Exercise instructions –
Swap "expand-icon" for "toggle-icon" in the items from the first line through the line containing "bullet-line: logika.: [103, 553, 179, 583]", inclusive, and output only those lines with everything else unchanged.

Material to process –
.....

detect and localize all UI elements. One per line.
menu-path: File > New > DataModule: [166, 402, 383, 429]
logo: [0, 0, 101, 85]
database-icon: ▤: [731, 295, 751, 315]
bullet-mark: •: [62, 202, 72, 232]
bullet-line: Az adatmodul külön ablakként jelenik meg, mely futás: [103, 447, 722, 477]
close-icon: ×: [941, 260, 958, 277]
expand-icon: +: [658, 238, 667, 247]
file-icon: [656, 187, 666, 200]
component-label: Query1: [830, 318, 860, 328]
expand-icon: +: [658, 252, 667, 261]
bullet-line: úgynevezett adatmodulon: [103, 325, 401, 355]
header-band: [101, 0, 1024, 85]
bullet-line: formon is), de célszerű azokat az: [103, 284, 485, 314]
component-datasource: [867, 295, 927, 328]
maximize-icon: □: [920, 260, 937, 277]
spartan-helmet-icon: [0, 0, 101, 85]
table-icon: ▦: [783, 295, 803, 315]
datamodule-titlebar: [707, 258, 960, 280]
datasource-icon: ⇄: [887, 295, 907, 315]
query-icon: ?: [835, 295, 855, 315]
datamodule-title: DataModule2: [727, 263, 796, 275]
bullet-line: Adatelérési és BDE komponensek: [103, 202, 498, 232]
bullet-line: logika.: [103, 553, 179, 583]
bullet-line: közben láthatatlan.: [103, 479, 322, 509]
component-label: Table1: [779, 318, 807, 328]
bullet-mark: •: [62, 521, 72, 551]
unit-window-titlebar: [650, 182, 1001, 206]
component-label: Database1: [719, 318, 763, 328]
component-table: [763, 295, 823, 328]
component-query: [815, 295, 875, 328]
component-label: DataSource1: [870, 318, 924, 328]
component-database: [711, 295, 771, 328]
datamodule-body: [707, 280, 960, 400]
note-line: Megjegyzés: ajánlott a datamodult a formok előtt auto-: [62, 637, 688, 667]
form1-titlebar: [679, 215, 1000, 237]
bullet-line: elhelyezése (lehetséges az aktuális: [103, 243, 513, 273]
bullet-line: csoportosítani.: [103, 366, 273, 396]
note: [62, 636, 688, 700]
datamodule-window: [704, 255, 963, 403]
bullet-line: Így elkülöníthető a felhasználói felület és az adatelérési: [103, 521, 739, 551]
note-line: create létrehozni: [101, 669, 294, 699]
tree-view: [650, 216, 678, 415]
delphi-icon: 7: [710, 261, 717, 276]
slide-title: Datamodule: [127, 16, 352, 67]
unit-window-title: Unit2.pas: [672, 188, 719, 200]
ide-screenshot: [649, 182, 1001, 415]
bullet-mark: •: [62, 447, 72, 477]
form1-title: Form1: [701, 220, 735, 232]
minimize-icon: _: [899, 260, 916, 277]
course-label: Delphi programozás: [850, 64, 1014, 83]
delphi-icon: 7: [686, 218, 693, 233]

.....

Completed exercise –
detect and localize all UI elements. One per line.
menu-path: File > New > DataModule: [166, 402, 383, 429]
logo: [0, 0, 101, 85]
database-icon: ▤: [731, 295, 751, 315]
bullet-mark: •: [62, 202, 72, 232]
bullet-line: Az adatmodul külön ablakként jelenik meg, mely futás: [103, 447, 722, 477]
close-icon: ×: [941, 260, 958, 277]
toggle-icon: +: [658, 238, 667, 247]
file-icon: [656, 187, 666, 200]
component-label: Query1: [830, 318, 860, 328]
toggle-icon: +: [658, 252, 667, 261]
bullet-line: úgynevezett adatmodulon: [103, 325, 401, 355]
header-band: [101, 0, 1024, 85]
bullet-line: formon is), de célszerű azokat az: [103, 284, 485, 314]
component-datasource: [867, 295, 927, 328]
maximize-icon: □: [920, 260, 937, 277]
spartan-helmet-icon: [0, 0, 101, 85]
table-icon: ▦: [783, 295, 803, 315]
datamodule-titlebar: [707, 258, 960, 280]
datasource-icon: ⇄: [887, 295, 907, 315]
query-icon: ?: [835, 295, 855, 315]
datamodule-title: DataModule2: [727, 263, 796, 275]
bullet-line: Adatelérési és BDE komponensek: [103, 202, 498, 232]
bullet-line: logika.: [103, 553, 179, 583]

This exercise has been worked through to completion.